_WRITTEN EXERCISE_: In the entries below, count every line containing "circle". Reply with the number alone.

_EXERCISE DATA_:

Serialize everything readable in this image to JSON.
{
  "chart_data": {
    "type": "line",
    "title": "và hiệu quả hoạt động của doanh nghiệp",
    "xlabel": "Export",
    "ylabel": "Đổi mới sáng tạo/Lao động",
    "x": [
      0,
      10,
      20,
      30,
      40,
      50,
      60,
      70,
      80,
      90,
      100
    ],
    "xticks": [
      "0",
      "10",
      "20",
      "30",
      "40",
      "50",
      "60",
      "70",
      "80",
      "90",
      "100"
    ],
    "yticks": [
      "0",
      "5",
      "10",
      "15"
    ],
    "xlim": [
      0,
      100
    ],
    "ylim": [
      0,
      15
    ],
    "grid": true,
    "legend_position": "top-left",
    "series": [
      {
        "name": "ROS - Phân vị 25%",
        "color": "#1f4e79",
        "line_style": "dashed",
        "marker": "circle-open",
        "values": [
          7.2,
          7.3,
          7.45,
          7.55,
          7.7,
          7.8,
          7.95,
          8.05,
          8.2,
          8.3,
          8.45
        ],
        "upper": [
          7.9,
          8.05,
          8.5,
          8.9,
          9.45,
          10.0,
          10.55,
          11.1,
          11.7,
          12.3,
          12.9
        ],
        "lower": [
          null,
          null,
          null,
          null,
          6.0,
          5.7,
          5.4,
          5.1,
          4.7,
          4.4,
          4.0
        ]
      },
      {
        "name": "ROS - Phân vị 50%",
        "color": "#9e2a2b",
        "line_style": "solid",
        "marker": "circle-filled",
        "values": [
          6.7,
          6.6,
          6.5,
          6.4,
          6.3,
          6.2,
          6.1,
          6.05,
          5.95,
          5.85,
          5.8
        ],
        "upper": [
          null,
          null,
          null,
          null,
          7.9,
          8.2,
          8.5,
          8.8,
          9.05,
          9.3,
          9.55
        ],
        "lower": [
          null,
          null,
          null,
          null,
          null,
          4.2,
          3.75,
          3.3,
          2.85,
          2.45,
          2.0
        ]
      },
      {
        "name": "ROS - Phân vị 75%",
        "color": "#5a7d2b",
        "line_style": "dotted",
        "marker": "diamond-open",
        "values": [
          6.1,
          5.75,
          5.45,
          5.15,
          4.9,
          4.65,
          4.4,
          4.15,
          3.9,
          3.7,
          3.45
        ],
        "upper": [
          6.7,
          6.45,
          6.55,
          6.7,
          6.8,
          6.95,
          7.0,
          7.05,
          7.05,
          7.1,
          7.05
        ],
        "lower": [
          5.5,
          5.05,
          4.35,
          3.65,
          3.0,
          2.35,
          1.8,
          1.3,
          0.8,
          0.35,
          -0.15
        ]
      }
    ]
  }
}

_EXERCISE RESPONSE_: 2